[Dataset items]
● ● ● ●

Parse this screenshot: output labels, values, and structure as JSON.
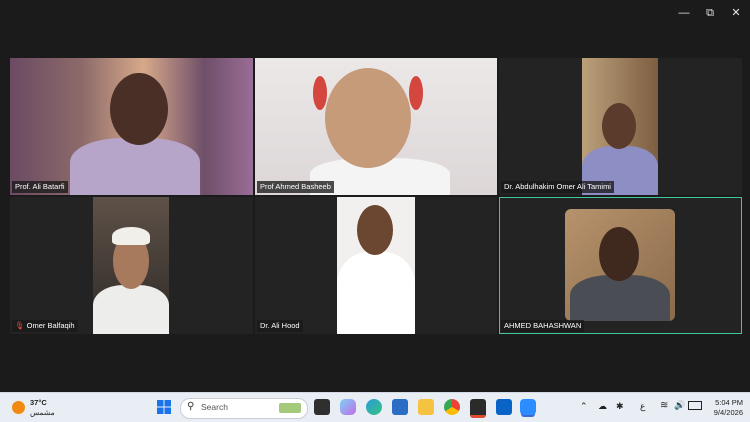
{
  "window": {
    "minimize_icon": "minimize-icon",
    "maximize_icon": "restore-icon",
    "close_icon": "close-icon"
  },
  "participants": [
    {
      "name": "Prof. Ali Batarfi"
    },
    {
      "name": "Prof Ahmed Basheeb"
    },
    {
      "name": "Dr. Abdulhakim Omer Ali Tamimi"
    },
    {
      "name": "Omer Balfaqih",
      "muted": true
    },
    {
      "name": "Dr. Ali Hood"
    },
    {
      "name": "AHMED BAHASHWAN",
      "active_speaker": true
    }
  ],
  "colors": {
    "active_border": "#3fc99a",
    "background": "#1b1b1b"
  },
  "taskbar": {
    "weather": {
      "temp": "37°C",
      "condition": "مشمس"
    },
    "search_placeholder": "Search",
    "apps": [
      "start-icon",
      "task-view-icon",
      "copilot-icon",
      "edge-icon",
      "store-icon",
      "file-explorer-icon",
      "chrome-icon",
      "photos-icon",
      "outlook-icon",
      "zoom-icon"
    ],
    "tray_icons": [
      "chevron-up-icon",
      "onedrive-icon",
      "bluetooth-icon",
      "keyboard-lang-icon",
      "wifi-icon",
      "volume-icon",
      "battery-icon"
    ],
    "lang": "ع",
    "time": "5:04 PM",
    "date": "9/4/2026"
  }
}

● ● ● ●

* **SHORT TASK**: From the entries above, copy every line containing the word "Omer".

* **THE RESPONSE**:
      "name": "Dr. Abdulhakim Omer Ali Tamimi"
      "name": "Omer Balfaqih",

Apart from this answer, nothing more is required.